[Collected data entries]
-- BEGIN --

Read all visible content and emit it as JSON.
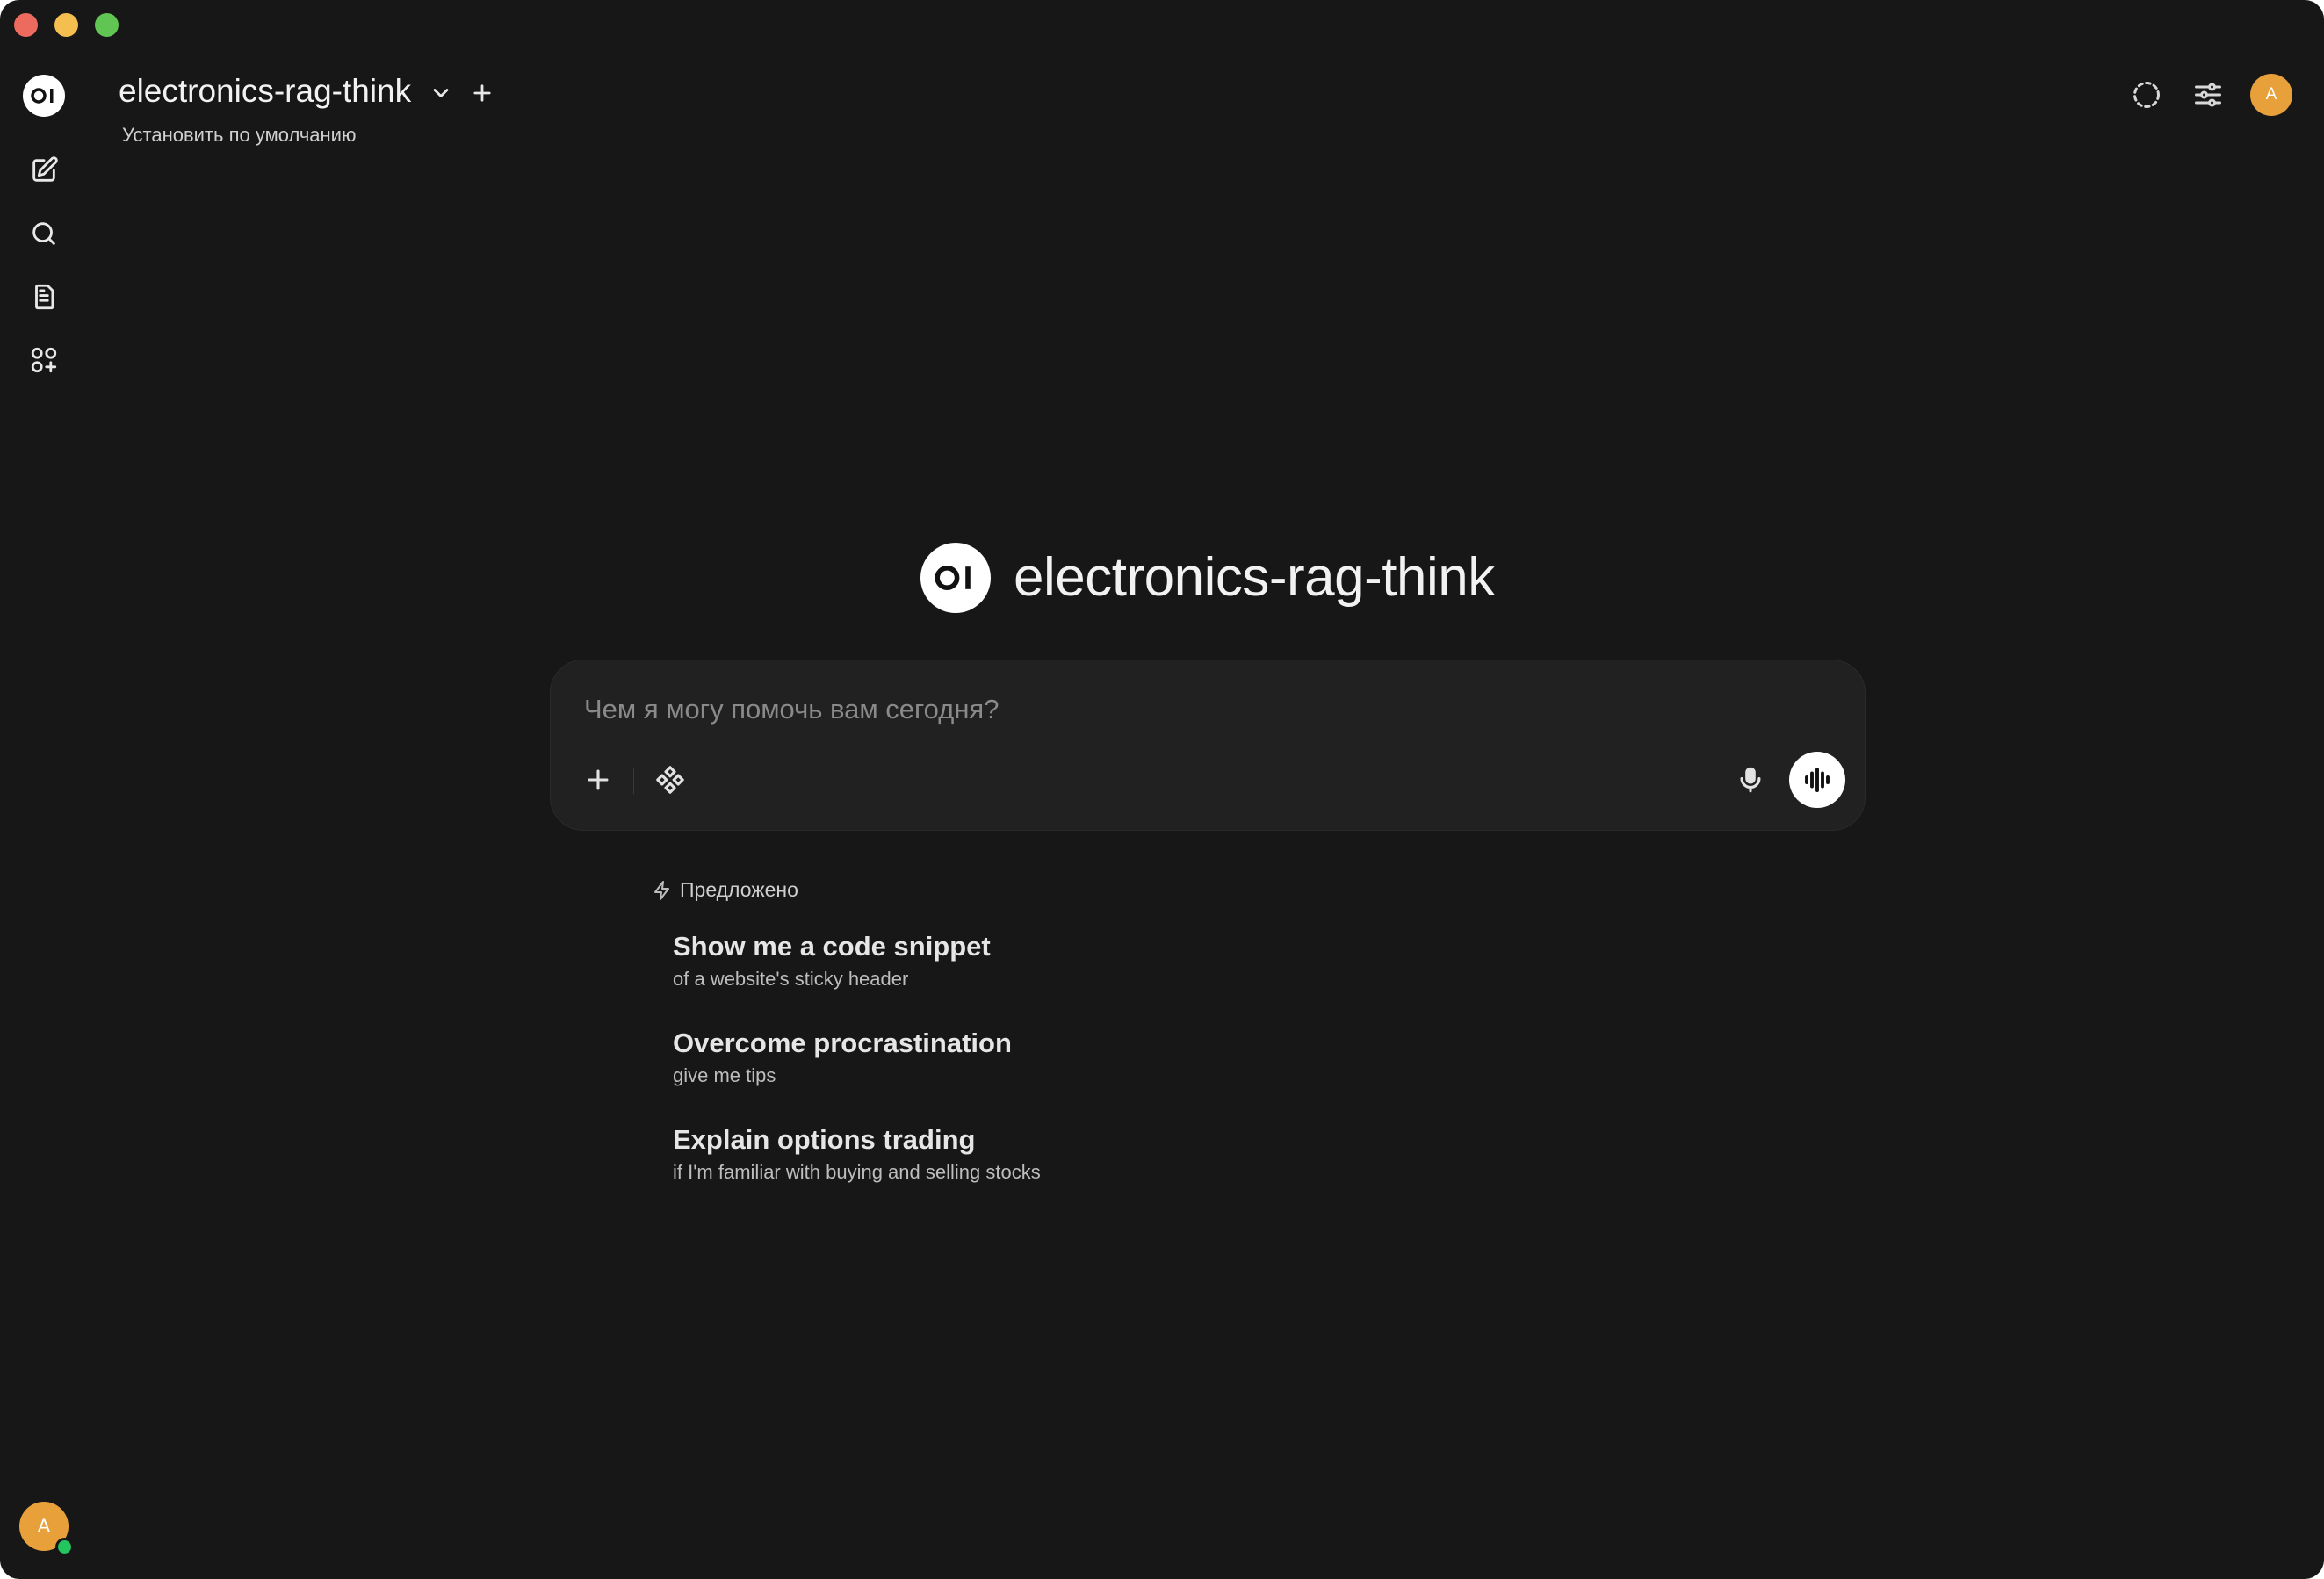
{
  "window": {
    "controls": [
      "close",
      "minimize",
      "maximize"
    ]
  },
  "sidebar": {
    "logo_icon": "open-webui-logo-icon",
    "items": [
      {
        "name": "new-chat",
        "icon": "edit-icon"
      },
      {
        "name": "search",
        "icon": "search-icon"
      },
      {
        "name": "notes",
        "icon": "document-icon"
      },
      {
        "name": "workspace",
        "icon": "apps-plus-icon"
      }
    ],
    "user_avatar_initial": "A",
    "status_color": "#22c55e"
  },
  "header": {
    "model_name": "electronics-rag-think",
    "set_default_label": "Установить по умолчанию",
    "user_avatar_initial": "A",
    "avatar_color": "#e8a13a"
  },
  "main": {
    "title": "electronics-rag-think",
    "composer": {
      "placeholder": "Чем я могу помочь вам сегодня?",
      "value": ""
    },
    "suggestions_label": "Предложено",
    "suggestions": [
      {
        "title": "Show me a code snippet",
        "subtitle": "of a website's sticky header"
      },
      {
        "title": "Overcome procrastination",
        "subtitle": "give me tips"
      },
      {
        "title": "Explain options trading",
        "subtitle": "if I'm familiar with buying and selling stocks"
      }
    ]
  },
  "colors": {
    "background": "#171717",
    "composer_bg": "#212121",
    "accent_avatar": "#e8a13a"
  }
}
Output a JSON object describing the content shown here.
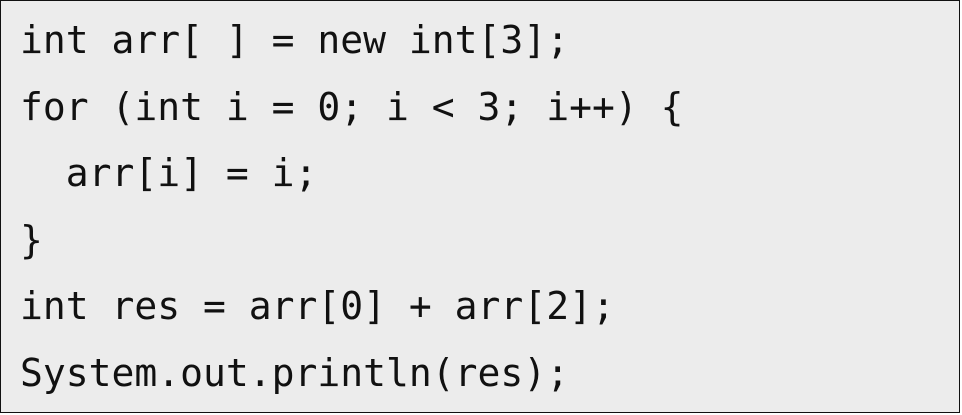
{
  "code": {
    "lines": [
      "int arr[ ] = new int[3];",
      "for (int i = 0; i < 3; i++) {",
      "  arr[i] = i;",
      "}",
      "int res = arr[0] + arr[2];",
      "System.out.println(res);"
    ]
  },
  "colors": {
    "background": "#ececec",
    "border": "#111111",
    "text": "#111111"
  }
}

-- END --

Task prompt -
Report how many lines in the data contain the word "JSON", with no words besides the number.

Exercise response -
2